* SET TASK *
In the data that follows, count every line holding the string "kind" and give the count alone.

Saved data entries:

start

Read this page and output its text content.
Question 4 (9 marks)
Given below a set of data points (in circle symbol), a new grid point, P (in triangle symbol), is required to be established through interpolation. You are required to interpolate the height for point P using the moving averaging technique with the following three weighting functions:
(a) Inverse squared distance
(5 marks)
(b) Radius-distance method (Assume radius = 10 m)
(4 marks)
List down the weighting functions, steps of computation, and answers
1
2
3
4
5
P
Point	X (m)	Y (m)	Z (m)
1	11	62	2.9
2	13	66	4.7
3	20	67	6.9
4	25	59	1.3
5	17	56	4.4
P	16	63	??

end
start

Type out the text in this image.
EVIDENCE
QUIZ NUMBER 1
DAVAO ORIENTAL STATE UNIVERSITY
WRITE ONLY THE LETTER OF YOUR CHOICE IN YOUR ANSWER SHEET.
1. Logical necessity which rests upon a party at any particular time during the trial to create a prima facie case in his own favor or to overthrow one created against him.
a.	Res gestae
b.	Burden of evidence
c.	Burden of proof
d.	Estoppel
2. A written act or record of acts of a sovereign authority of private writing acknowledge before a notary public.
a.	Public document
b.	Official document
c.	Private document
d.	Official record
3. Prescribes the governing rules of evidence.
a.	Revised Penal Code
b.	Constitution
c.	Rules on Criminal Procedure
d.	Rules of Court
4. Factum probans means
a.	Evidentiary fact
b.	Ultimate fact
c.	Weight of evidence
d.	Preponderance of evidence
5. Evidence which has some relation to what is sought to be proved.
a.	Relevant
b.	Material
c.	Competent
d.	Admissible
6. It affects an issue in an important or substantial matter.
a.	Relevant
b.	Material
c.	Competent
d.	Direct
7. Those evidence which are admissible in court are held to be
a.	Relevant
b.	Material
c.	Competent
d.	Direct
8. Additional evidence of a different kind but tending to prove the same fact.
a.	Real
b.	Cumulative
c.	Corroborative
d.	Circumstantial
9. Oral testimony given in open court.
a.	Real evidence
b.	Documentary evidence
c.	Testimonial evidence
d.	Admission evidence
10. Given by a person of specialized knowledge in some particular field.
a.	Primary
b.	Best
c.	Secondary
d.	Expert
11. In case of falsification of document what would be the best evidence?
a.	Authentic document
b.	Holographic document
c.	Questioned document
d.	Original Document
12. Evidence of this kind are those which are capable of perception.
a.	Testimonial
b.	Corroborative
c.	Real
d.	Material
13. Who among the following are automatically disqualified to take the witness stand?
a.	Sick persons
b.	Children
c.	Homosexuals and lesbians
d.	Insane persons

end

* EXERCISE RESPONSE *
2